REQUIREMENTS:
Gather all lines in the entries below that include the word "been".

MATERIAL PROVIDED:
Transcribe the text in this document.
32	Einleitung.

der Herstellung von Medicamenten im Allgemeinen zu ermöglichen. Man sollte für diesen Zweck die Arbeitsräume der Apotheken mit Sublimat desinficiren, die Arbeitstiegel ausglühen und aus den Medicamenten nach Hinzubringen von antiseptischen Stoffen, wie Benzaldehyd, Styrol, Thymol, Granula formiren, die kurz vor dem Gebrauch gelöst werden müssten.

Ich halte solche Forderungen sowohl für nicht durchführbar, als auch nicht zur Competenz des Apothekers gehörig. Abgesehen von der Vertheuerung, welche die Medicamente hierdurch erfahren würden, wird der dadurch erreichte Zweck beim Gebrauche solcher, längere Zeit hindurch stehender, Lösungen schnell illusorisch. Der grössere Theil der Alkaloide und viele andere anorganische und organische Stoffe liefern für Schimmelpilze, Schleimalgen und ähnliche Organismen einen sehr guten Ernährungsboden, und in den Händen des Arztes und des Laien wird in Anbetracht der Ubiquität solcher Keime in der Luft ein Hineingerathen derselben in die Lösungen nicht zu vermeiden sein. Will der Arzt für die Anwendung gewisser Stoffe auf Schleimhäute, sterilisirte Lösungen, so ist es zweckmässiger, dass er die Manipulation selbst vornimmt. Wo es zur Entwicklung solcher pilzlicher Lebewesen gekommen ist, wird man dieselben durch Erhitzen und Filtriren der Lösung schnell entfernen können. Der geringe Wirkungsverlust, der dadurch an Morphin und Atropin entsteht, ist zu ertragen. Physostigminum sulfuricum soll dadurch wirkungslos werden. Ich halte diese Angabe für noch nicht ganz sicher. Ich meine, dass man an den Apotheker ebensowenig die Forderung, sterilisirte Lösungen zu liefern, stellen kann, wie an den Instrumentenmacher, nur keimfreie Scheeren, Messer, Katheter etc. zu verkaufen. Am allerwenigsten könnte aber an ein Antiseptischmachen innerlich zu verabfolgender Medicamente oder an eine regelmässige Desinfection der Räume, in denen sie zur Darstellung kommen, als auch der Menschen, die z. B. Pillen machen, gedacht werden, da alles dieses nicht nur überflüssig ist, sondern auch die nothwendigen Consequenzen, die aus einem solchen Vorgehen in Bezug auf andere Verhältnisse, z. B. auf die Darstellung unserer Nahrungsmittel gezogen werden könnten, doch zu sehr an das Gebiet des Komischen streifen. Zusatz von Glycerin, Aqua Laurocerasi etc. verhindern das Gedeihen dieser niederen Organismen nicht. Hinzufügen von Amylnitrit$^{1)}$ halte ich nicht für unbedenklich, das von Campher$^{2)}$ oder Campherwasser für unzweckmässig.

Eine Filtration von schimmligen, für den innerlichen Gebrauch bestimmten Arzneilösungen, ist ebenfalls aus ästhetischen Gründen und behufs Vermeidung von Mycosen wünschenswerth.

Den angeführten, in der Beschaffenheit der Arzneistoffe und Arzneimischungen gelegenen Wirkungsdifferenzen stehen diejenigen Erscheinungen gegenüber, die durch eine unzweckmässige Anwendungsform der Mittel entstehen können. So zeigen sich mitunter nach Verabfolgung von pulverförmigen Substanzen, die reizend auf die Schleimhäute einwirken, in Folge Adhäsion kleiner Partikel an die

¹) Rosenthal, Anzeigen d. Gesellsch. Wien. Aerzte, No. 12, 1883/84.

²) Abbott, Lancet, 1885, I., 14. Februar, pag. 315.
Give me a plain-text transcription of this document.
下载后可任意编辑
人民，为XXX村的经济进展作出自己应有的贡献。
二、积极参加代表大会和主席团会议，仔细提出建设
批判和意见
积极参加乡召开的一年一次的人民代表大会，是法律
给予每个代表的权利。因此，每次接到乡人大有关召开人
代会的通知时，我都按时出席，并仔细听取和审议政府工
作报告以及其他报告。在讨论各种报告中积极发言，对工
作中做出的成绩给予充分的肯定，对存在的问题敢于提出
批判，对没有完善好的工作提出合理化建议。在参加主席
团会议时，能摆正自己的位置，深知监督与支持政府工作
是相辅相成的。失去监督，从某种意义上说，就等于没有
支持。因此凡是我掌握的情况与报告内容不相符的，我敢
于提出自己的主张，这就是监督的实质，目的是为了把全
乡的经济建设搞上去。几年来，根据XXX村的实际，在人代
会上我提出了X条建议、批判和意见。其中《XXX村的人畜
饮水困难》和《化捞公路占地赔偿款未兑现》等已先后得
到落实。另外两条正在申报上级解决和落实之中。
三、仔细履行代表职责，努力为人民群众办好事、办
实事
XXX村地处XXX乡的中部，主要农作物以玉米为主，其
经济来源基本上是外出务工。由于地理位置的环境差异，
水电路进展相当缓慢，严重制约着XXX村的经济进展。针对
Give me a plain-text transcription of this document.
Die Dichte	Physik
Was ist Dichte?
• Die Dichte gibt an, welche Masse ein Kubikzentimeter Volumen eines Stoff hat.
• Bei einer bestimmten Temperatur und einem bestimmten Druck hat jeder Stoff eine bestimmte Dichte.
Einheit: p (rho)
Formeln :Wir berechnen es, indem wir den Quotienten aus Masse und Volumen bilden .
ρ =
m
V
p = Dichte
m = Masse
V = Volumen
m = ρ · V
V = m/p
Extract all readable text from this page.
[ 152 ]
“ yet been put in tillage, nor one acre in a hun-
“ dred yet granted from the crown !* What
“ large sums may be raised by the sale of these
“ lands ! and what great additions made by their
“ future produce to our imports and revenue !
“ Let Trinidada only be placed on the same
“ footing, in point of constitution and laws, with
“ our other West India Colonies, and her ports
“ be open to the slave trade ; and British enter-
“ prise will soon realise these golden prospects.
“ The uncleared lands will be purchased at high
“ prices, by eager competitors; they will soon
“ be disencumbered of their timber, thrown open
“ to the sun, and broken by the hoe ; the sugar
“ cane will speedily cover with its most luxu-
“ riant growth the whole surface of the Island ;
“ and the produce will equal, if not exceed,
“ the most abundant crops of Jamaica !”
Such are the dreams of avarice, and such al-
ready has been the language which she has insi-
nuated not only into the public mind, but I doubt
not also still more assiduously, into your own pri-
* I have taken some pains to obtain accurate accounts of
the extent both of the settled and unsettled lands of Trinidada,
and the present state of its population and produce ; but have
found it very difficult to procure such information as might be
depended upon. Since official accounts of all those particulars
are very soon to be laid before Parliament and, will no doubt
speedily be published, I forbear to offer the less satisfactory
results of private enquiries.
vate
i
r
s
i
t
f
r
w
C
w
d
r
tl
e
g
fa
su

SOLUTION:
“ yet been put in tillage, nor one acre in a hun-
ready has been the language which she has insi-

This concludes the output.